-- start Stored rows --
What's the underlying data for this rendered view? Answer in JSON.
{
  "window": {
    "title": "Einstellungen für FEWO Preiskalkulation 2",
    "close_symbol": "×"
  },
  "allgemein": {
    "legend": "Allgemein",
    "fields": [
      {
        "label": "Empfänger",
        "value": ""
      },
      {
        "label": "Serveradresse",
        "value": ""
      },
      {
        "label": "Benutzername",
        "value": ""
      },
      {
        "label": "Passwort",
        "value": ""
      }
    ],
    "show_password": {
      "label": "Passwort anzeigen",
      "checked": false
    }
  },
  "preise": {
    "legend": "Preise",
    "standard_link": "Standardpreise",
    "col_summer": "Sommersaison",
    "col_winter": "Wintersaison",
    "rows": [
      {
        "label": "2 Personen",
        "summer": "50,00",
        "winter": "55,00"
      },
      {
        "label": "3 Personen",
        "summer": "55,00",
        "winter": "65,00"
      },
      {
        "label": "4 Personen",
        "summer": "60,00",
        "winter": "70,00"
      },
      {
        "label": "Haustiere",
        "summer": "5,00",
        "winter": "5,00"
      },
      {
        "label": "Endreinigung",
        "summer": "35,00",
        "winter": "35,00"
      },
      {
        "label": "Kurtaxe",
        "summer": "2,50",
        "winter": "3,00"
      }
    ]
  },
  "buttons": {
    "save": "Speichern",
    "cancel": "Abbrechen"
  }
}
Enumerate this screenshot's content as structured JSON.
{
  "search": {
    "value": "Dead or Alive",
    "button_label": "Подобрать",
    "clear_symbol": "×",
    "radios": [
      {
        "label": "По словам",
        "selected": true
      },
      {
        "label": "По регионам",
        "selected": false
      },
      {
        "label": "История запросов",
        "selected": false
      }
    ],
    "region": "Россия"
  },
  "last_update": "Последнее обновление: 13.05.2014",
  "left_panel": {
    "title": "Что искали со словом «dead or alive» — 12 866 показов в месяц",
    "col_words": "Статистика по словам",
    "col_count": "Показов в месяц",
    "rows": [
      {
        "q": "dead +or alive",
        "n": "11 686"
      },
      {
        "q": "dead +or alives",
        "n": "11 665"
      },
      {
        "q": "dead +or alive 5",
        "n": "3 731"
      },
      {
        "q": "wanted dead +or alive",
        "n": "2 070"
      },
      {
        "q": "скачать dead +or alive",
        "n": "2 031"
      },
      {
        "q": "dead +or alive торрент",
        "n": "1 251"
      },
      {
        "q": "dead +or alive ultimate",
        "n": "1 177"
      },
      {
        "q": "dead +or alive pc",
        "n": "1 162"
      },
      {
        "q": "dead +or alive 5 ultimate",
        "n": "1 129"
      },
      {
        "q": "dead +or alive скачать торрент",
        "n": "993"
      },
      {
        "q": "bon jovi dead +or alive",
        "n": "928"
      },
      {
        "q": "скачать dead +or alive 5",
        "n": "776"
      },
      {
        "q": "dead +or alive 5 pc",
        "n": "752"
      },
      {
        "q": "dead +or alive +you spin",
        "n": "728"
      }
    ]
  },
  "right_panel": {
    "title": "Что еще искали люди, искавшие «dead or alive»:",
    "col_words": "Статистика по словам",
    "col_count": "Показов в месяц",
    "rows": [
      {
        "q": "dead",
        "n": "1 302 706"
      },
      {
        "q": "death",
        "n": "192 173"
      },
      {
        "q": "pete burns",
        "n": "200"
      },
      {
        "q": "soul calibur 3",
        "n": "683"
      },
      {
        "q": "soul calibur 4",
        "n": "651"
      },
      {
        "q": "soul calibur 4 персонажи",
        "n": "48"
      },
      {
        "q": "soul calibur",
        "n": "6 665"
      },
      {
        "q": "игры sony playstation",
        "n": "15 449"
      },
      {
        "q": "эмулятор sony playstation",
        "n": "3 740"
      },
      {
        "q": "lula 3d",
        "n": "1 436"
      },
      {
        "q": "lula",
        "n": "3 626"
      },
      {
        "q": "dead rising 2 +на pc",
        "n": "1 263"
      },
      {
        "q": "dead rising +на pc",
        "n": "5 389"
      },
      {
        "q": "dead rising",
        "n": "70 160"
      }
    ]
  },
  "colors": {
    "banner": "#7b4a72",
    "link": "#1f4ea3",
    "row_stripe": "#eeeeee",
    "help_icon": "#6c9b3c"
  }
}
-- end Stored rows --
* [Written request]:
Copy every line in the entries above that has the string "title" in it.

* [Result for this task]:
    "title": "Einstellungen für FEWO Preiskalkulation 2",
    "title": "Что искали со словом «dead or alive» — 12 866 показов в месяц",
    "title": "Что еще искали люди, искавшие «dead or alive»:",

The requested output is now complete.